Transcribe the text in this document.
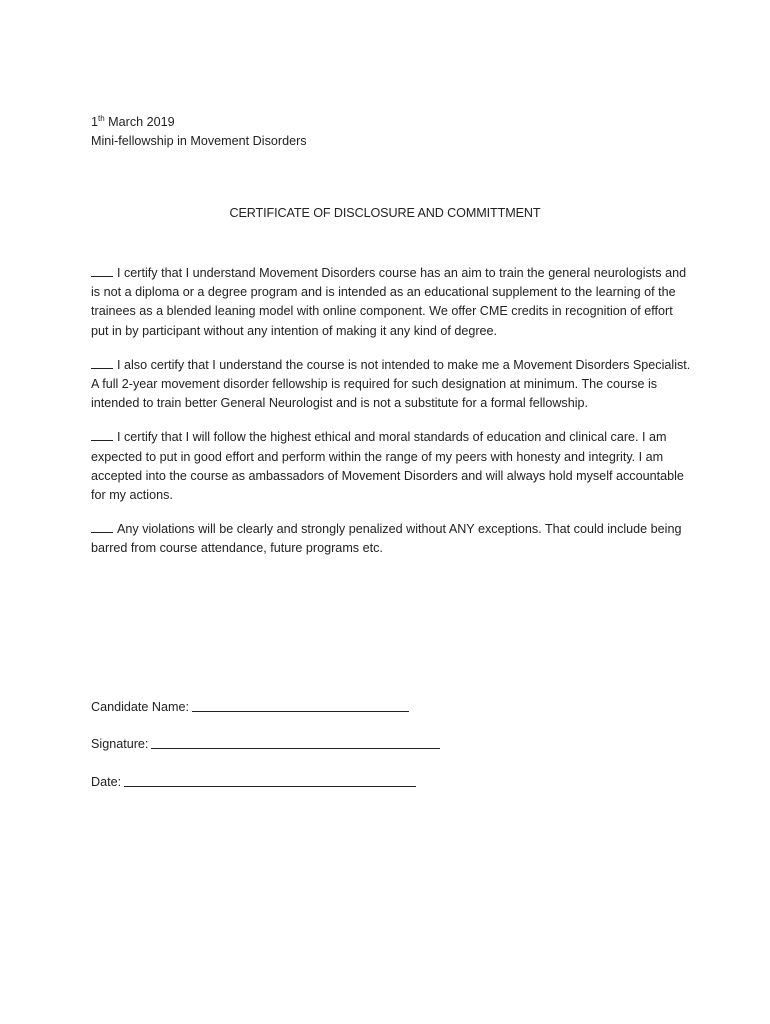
1th March 2019
Mini-fellowship in Movement Disorders
CERTIFICATE OF DISCLOSURE AND COMMITTMENT

I certify that I understand Movement Disorders course has an aim to train the general neurologists and is not a diploma or a degree program and is intended as an educational supplement to the learning of the trainees as a blended leaning model with online component. We offer CME credits in recognition of effort put in by participant without any intention of making it any kind of degree.

I also certify that I understand the course is not intended to make me a Movement Disorders Specialist. A full 2-year movement disorder fellowship is required for such designation at minimum. The course is intended to train better General Neurologist and is not a substitute for a formal fellowship.

I certify that I will follow the highest ethical and moral standards of education and clinical care. I am expected to put in good effort and perform within the range of my peers with honesty and integrity. I am accepted into the course as ambassadors of Movement Disorders and will always hold myself accountable for my actions.

Any violations will be clearly and strongly penalized without ANY exceptions. That could include being barred from course attendance, future programs etc.

Candidate Name:
Signature:
Date:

* * * *

TO BE DONE
Retype all the records shown above, character for character. Omit every picture.

REPLY TO THE TASK
Transcribe the text in this document.
1th March 2019
Mini-fellowship in Movement Disorders
CERTIFICATE OF DISCLOSURE AND COMMITTMENT

I certify that I understand Movement Disorders course has an aim to train the general neurologists and is not a diploma or a degree program and is intended as an educational supplement to the learning of the trainees as a blended leaning model with online component. We offer CME credits in recognition of effort put in by participant without any intention of making it any kind of degree.

I also certify that I understand the course is not intended to make me a Movement Disorders Specialist. A full 2-year movement disorder fellowship is required for such designation at minimum. The course is intended to train better General Neurologist and is not a substitute for a formal fellowship.

I certify that I will follow the highest ethical and moral standards of education and clinical care. I am expected to put in good effort and perform within the range of my peers with honesty and integrity. I am accepted into the course as ambassadors of Movement Disorders and will always hold myself accountable for my actions.

Any violations will be clearly and strongly penalized without ANY exceptions. That could include being barred from course attendance, future programs etc.

Candidate Name:
Signature:
Date:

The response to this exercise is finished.